▶ DATA SHOWN
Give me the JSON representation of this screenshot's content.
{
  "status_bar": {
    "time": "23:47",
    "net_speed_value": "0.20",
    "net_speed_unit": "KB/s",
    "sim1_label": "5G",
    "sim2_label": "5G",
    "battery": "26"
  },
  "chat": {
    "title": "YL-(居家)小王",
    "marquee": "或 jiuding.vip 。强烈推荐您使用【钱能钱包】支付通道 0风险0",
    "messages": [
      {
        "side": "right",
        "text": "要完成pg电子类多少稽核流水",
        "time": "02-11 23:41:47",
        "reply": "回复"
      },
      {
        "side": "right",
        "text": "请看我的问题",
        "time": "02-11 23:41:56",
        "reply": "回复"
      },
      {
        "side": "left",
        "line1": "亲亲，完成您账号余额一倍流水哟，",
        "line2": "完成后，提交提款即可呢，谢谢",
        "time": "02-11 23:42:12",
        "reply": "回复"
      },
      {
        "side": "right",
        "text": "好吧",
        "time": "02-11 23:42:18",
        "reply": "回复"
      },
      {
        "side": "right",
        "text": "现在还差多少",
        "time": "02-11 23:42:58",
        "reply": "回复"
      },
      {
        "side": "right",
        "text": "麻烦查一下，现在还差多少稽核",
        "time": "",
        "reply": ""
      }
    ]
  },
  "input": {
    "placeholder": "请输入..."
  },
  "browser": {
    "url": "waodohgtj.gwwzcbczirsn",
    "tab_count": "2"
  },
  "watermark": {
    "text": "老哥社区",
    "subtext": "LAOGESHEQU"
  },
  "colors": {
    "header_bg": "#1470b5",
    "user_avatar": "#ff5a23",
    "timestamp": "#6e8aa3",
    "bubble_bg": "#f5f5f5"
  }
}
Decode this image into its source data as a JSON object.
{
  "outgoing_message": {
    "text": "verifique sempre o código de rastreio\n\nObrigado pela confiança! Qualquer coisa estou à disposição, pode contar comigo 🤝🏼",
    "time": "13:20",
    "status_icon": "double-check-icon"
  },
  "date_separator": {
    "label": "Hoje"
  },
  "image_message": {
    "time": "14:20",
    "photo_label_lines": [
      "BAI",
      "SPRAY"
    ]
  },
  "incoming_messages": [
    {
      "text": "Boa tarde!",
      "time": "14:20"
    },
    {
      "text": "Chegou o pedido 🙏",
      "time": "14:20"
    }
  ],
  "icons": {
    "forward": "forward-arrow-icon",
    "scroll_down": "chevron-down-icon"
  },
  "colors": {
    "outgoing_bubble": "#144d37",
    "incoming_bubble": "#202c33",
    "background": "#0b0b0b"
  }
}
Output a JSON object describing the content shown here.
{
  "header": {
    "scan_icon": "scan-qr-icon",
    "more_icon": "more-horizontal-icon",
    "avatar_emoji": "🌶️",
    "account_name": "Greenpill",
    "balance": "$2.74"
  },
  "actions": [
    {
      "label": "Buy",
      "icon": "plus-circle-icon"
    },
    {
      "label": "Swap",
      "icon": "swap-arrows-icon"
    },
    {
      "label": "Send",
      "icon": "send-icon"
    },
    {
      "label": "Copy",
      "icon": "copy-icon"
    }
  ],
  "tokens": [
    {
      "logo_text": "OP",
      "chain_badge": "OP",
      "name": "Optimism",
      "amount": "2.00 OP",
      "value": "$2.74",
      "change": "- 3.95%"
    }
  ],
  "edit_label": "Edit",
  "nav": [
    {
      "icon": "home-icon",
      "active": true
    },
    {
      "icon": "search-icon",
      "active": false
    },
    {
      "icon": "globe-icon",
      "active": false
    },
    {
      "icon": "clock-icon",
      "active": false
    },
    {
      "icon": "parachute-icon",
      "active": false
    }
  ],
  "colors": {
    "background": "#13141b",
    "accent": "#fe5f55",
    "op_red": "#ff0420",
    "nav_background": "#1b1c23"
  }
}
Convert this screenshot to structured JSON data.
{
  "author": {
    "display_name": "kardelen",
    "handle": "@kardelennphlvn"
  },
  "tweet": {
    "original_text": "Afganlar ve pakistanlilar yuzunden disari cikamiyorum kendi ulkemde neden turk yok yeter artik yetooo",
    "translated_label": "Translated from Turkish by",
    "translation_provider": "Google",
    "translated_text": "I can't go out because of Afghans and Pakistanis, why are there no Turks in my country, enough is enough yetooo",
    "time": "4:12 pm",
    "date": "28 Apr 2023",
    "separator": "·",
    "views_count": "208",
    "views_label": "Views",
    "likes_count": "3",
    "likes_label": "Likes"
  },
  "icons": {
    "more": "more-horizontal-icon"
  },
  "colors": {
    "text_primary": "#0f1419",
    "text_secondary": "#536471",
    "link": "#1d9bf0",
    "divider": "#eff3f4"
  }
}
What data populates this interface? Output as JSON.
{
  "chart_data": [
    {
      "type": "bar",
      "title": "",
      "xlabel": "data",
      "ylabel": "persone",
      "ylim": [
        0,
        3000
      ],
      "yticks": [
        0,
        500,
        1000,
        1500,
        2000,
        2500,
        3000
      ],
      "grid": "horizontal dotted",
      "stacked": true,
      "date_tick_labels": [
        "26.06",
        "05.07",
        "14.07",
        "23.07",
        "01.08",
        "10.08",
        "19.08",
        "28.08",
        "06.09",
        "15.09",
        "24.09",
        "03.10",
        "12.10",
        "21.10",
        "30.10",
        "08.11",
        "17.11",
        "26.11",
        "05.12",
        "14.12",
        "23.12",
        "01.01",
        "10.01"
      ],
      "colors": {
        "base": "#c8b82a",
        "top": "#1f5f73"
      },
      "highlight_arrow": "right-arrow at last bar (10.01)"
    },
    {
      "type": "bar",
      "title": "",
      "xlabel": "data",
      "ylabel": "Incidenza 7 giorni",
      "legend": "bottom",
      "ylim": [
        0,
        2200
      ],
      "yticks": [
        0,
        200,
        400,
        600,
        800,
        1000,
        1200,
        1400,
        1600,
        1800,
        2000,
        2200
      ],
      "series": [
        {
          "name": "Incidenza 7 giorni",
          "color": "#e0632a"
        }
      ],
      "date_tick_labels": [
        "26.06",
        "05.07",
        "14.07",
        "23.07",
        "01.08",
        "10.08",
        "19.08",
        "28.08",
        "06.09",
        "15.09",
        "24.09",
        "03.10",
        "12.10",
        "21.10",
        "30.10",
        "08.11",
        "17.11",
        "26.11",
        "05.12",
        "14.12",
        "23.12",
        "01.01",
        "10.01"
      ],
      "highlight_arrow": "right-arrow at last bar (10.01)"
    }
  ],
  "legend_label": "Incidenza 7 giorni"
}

▶ TASK PROMPT
Identify every line where the string "yetooo" appears.

▶ THE RESULT
    "original_text": "Afganlar ve pakistanlilar yuzunden disari cikamiyorum kendi ulkemde neden turk yok yeter artik yetooo",
    "translated_text": "I can't go out because of Afghans and Pakistanis, why are there no Turks in my country, enough is enough yetooo",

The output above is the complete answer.